INSTRUCTIONS FOR THE TASK :: Identify every line in the records that contains the word "quiver", treating uppercase and lowercase as different, and copy each of those lines.

SUPPLIED ENTRIES ::
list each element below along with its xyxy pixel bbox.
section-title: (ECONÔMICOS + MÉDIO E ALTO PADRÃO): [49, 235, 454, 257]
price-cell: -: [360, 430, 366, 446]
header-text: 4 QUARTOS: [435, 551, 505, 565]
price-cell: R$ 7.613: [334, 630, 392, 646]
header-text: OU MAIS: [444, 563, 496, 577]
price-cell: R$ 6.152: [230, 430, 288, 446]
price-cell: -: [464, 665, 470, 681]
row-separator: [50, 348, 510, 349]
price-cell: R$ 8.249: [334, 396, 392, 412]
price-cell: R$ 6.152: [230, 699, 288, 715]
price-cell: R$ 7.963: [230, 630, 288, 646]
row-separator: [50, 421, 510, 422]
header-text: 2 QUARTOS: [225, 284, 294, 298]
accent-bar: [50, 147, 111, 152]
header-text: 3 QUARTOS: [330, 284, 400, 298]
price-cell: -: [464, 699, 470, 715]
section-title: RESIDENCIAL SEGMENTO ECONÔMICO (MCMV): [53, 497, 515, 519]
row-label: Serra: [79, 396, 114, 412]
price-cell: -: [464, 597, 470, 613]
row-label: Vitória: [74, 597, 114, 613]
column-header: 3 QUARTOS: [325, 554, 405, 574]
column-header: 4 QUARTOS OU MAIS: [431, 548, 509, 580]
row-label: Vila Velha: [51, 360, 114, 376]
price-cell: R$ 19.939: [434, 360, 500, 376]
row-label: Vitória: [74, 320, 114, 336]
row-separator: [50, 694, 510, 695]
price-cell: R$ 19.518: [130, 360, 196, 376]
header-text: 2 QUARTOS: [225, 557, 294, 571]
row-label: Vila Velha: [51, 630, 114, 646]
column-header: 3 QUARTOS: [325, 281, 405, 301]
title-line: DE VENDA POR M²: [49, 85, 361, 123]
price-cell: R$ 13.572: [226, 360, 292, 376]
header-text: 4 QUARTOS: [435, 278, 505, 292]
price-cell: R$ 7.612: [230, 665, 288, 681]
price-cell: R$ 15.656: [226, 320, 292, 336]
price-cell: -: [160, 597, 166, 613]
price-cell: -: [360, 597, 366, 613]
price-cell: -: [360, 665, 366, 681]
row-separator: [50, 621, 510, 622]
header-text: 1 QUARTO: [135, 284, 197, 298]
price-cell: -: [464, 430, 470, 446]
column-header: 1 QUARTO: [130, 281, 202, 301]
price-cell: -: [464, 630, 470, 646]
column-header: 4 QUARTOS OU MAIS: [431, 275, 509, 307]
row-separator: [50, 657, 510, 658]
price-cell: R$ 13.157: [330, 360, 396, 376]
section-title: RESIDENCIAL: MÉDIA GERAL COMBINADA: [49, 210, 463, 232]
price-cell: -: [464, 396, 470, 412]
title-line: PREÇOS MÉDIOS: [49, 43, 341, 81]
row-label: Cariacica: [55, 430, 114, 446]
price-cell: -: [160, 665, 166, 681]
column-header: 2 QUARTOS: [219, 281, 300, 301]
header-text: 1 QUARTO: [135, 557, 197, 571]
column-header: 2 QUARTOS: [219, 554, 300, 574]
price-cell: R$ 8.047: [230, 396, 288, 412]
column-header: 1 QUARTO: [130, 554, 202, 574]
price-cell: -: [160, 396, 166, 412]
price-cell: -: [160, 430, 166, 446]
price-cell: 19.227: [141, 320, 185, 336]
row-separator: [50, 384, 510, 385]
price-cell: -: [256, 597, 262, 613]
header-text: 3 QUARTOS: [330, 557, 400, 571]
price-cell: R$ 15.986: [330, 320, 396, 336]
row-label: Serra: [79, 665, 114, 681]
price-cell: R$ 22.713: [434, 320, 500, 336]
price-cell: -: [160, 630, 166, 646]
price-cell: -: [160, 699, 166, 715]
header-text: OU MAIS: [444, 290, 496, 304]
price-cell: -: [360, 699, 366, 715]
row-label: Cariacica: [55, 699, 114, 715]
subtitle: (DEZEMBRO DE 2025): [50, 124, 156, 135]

---

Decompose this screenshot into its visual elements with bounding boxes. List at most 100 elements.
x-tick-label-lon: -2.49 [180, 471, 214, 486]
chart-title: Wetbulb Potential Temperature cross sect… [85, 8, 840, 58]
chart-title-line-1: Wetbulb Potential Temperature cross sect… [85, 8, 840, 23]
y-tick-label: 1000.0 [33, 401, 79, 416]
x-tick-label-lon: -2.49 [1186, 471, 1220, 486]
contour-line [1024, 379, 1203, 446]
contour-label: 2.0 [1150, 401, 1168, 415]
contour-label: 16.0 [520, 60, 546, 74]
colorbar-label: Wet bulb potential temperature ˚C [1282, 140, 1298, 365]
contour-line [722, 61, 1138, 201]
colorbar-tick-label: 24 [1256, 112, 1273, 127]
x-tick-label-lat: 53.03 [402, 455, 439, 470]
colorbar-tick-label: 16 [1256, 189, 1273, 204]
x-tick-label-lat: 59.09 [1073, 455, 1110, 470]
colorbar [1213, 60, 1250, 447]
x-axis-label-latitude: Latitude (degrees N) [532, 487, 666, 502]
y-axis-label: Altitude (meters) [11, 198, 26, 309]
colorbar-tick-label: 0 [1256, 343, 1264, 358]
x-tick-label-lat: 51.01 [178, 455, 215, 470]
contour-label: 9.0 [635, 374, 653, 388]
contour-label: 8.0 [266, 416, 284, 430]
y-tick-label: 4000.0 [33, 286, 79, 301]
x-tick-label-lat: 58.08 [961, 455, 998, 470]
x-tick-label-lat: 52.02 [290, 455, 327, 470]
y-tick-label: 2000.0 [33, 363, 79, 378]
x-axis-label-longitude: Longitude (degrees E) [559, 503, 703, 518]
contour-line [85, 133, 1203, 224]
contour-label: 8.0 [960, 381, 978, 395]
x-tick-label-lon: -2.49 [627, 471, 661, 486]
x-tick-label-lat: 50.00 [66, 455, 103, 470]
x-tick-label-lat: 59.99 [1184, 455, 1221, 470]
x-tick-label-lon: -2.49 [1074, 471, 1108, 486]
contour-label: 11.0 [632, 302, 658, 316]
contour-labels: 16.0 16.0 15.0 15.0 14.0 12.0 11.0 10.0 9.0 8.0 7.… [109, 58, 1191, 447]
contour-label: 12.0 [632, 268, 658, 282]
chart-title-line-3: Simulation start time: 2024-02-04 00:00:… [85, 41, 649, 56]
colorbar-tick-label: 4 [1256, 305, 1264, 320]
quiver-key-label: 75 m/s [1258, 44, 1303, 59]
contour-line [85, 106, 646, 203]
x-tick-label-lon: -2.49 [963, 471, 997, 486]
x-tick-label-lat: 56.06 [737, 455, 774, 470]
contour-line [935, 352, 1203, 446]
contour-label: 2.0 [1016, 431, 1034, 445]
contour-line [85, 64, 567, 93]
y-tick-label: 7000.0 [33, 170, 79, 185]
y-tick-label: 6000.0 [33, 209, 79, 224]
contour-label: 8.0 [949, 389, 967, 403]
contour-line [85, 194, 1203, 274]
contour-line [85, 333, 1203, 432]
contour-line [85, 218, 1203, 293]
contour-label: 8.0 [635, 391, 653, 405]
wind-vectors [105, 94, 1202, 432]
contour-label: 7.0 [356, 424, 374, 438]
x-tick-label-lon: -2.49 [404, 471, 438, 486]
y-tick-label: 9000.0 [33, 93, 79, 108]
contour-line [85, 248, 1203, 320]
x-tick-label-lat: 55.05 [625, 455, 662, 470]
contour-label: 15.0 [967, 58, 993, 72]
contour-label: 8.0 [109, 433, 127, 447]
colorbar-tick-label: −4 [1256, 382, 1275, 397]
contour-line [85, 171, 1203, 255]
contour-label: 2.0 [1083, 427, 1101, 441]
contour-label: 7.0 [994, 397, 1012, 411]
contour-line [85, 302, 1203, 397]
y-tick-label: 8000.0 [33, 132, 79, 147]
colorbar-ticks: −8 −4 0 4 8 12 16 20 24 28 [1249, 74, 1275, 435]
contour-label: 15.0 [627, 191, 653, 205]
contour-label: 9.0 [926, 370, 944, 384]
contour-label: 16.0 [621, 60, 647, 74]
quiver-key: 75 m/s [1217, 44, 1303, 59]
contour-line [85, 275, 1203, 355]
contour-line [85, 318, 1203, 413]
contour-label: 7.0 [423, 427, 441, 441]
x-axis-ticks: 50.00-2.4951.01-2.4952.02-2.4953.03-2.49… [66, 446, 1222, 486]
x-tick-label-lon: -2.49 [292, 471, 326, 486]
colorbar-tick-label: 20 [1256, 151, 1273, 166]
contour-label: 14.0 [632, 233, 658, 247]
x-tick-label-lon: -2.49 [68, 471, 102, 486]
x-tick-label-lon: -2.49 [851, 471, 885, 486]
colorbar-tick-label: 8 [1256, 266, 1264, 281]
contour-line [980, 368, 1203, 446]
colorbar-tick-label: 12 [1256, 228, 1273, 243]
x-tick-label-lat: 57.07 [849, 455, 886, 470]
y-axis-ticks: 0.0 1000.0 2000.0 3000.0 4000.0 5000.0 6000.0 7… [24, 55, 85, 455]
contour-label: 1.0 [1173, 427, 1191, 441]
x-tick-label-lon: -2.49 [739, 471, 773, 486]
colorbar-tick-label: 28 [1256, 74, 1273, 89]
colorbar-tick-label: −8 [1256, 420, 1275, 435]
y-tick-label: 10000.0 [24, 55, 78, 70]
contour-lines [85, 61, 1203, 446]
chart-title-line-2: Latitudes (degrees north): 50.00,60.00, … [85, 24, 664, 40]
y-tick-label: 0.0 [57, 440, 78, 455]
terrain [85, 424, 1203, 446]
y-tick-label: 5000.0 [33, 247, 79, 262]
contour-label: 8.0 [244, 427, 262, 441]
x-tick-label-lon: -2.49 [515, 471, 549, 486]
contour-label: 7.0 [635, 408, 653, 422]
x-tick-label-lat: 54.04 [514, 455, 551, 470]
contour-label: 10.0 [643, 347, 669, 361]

THE ANSWER ::
quiver-key-label: 75 m/s [1258, 44, 1303, 59]
quiver-key: 75 m/s [1217, 44, 1303, 59]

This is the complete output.